* _Your task_: Give the number of lines in the listing that hold the word "knowledge". Write nothing but that number.

* _Dataset entries_:
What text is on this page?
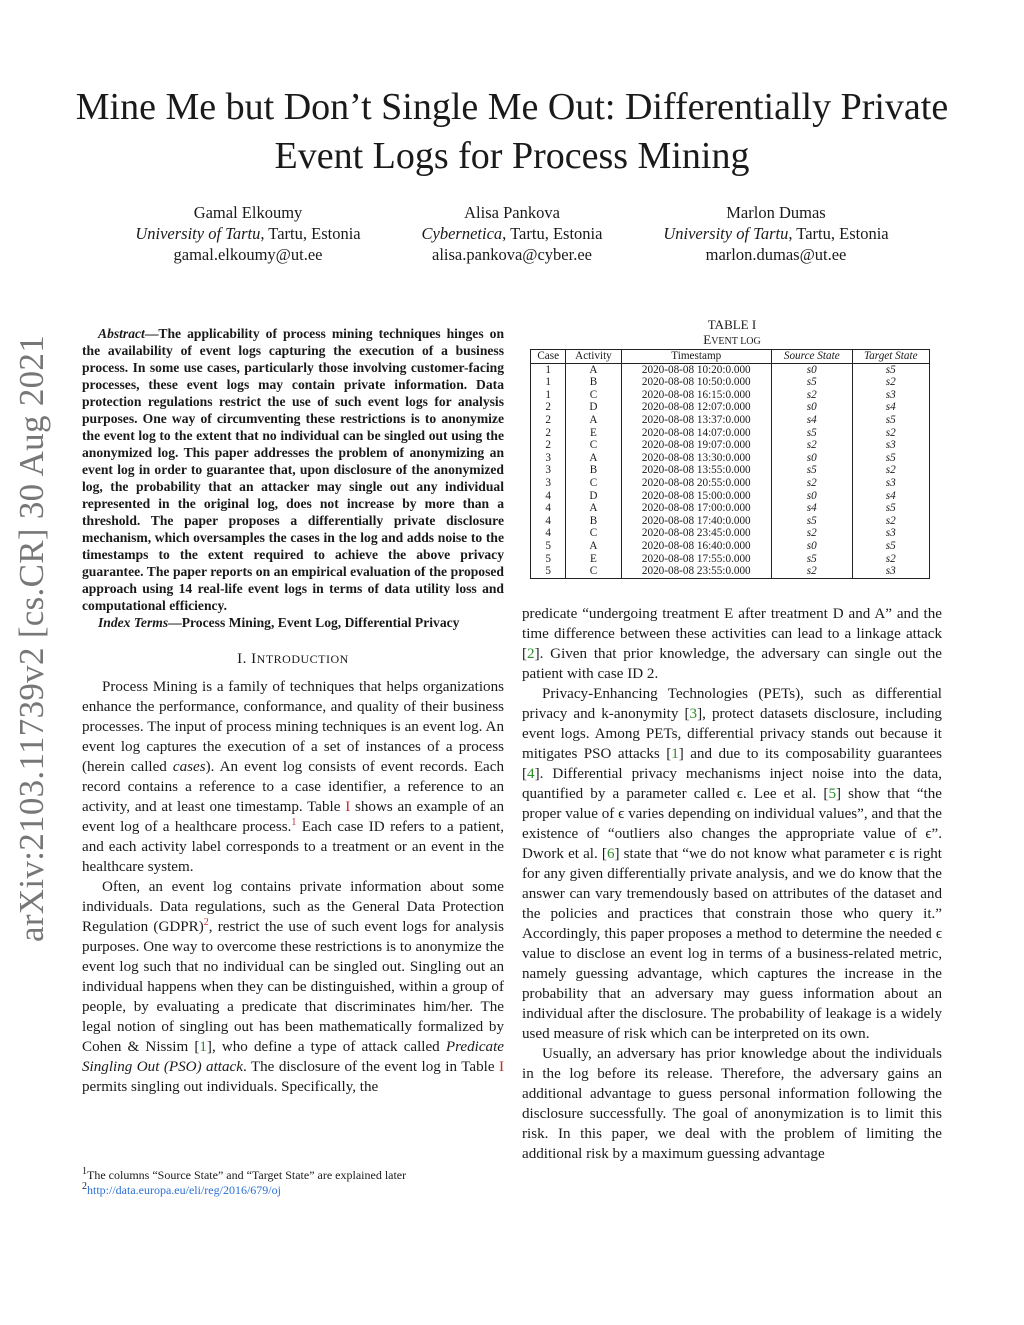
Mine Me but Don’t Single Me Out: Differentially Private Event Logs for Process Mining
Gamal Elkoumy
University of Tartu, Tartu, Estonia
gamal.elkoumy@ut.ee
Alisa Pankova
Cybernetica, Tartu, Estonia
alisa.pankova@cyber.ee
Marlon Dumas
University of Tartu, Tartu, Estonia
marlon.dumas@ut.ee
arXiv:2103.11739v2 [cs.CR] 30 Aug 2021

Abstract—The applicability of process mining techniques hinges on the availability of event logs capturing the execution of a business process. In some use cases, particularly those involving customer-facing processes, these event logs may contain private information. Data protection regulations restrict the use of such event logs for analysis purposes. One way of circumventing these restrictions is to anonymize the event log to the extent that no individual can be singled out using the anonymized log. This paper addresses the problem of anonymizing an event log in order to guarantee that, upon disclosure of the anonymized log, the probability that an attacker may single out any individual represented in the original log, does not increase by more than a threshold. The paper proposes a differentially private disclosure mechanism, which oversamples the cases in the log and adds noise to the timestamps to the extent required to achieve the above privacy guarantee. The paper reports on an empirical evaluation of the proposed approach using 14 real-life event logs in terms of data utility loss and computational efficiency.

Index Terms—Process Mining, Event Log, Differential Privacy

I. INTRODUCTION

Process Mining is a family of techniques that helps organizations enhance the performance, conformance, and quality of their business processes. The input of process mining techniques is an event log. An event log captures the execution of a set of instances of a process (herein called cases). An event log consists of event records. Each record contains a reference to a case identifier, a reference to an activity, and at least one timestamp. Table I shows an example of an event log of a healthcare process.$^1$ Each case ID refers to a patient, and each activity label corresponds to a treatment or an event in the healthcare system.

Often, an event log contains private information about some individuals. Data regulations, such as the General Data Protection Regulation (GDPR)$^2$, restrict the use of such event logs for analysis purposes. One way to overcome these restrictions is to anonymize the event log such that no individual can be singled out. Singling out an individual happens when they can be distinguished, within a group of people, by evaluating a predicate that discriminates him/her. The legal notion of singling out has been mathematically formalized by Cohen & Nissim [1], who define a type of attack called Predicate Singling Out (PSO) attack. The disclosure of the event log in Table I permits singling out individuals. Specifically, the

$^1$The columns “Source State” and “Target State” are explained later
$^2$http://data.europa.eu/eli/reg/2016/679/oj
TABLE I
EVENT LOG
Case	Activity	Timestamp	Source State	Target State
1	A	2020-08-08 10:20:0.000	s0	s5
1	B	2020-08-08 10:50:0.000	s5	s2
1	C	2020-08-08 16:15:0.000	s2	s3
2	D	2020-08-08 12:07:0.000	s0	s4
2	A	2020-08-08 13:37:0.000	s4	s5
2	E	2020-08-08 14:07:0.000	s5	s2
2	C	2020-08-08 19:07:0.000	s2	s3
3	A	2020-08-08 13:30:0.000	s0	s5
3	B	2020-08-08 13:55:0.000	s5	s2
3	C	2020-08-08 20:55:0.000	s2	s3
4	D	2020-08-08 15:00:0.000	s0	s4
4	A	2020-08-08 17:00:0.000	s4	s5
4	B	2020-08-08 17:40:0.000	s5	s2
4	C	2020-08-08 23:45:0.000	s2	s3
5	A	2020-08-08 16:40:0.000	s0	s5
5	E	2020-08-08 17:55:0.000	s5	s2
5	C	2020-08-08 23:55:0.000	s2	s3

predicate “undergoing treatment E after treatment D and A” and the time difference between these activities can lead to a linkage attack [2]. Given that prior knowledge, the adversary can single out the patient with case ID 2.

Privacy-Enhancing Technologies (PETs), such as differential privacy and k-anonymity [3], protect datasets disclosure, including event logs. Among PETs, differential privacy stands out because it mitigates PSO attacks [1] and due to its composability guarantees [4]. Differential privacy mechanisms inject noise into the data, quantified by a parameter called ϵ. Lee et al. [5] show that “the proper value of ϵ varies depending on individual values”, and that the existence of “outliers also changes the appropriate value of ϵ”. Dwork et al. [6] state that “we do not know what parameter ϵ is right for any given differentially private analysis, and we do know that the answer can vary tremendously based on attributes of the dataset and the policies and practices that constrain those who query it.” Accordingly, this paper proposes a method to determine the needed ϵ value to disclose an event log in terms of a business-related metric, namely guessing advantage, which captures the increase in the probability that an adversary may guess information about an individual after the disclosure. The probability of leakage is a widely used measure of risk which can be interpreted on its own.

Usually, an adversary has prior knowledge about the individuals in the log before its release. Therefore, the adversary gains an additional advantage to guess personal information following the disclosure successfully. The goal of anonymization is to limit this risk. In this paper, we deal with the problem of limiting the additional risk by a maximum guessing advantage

* _Worked solution_: 2